● Exercise goal: Print the entries verbatim, leaving out the images they contain.
═══ Supplied data ═══
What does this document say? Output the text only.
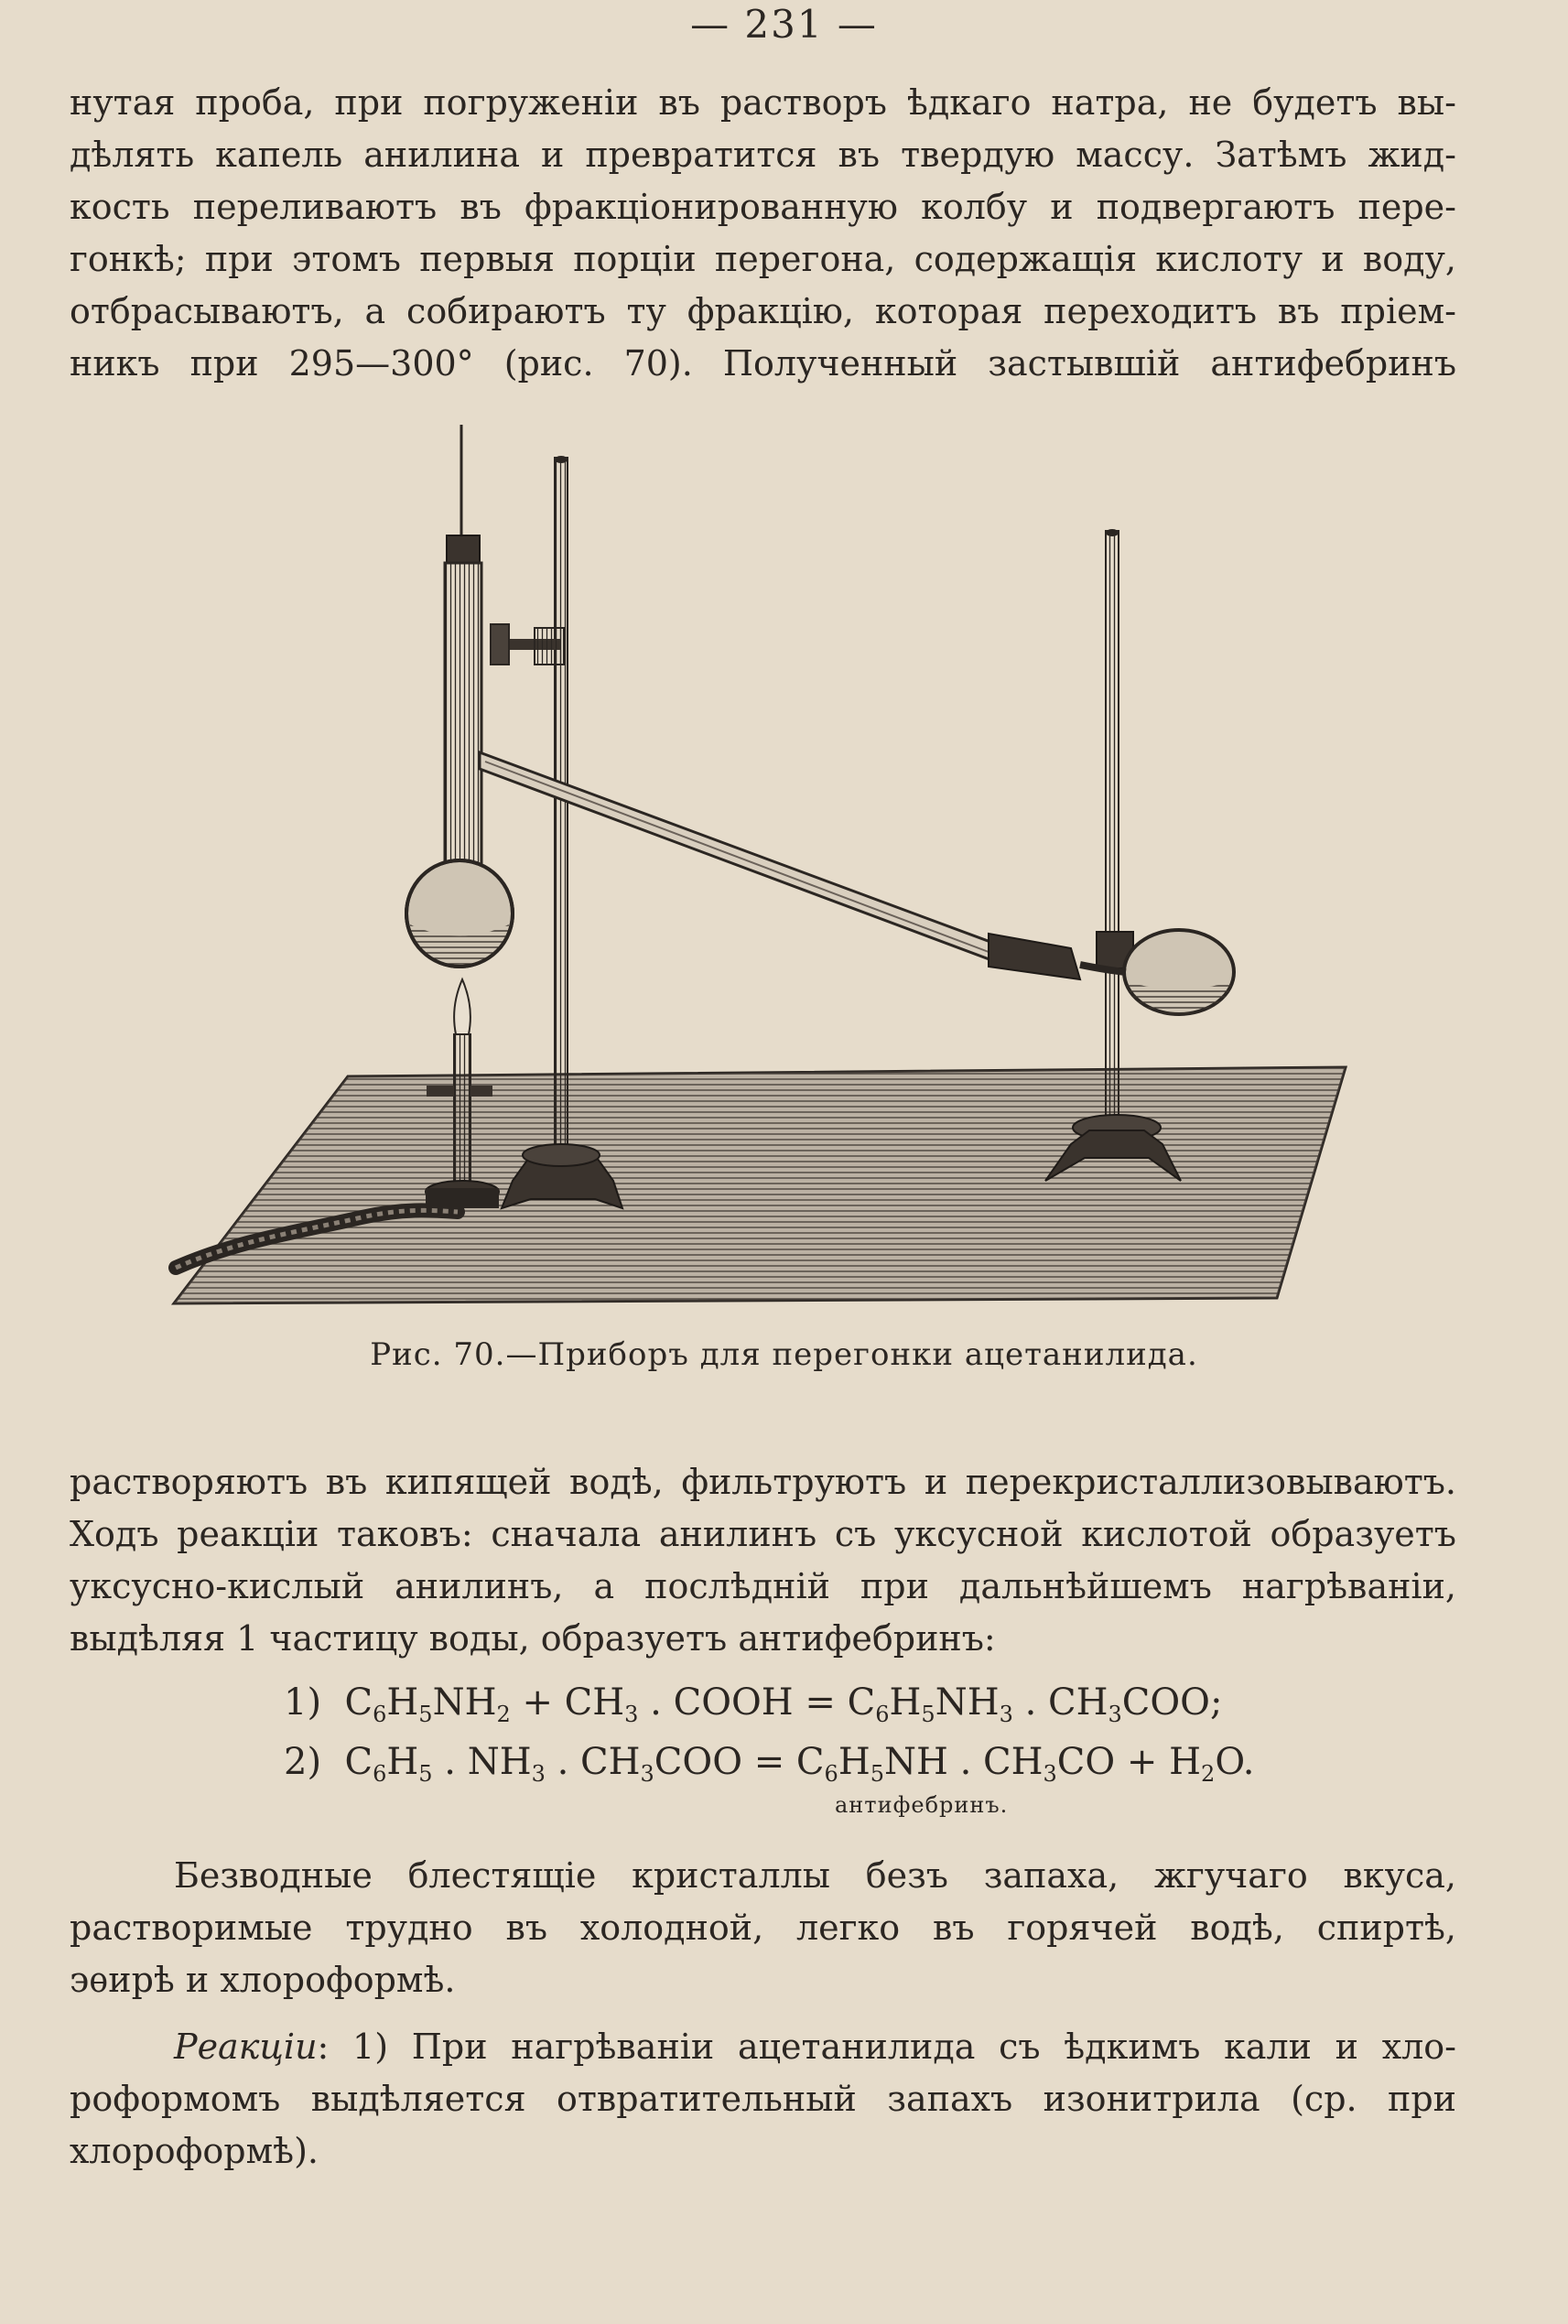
— 231 —
нутая проба, при погруженіи въ растворъ ѣдкаго натра, не будетъ вы-
дѣлять капель анилина и превратится въ твердую массу. Затѣмъ жид-
кость переливаютъ въ фракціонированную колбу и подвергаютъ пере-
гонкѣ; при этомъ первыя порціи перегона, содержащія кислоту и воду,
отбрасываютъ, а собираютъ ту фракцію, которая переходитъ въ пріем-
никъ при 295—300° (рис. 70). Полученный застывшій антифебринъ
Рис. 70.—Приборъ для перегонки ацетанилида.
растворяютъ въ кипящей водѣ, фильтруютъ и перекристаллизовываютъ.
Ходъ реакціи таковъ: сначала анилинъ съ уксусной кислотой образуетъ
уксусно-кислый анилинъ, а послѣдній при дальнѣйшемъ нагрѣваніи,
выдѣляя 1 частицу воды, образуетъ антифебринъ:
1) $C_6H_5NH_2 + CH_3$ . COOH = $C_6H_5NH_3$ . $CH_3COO$;
2) $C_6H_5$ . $NH_3$ . $CH_3COO = C_6H_5NH$ . $CH_3CO + H_2O$.
антифебринъ.
Безводные блестящіе кристаллы безъ запаха, жгучаго вкуса,
растворимые трудно въ холодной, легко въ горячей водѣ, спиртѣ,
эѳирѣ и хлороформѣ.
Реакціи: 1) При нагрѣваніи ацетанилида съ ѣдкимъ кали и хло-
роформомъ выдѣляется отвратительный запахъ изонитрила (ср. при
хлороформѣ).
═══
● Exercise solution:
What does this document say? Output the text only.
— 231 —
нутая проба, при погруженіи въ растворъ ѣдкаго натра, не будетъ вы-
дѣлять капель анилина и превратится въ твердую массу. Затѣмъ жид-
кость переливаютъ въ фракціонированную колбу и подвергаютъ пере-
гонкѣ; при этомъ первыя порціи перегона, содержащія кислоту и воду,
отбрасываютъ, а собираютъ ту фракцію, которая переходитъ въ пріем-
никъ при 295—300° (рис. 70). Полученный застывшій антифебринъ
Рис. 70.—Приборъ для перегонки ацетанилида.
растворяютъ въ кипящей водѣ, фильтруютъ и перекристаллизовываютъ.
Ходъ реакціи таковъ: сначала анилинъ съ уксусной кислотой образуетъ
уксусно-кислый анилинъ, а послѣдній при дальнѣйшемъ нагрѣваніи,
выдѣляя 1 частицу воды, образуетъ антифебринъ:
1) $C_6H_5NH_2 + CH_3$ . COOH = $C_6H_5NH_3$ . $CH_3COO$;
2) $C_6H_5$ . $NH_3$ . $CH_3COO = C_6H_5NH$ . $CH_3CO + H_2O$.
антифебринъ.
Безводные блестящіе кристаллы безъ запаха, жгучаго вкуса,
растворимые трудно въ холодной, легко въ горячей водѣ, спиртѣ,
эѳирѣ и хлороформѣ.
Реакціи: 1) При нагрѣваніи ацетанилида съ ѣдкимъ кали и хло-
роформомъ выдѣляется отвратительный запахъ изонитрила (ср. при
хлороформѣ).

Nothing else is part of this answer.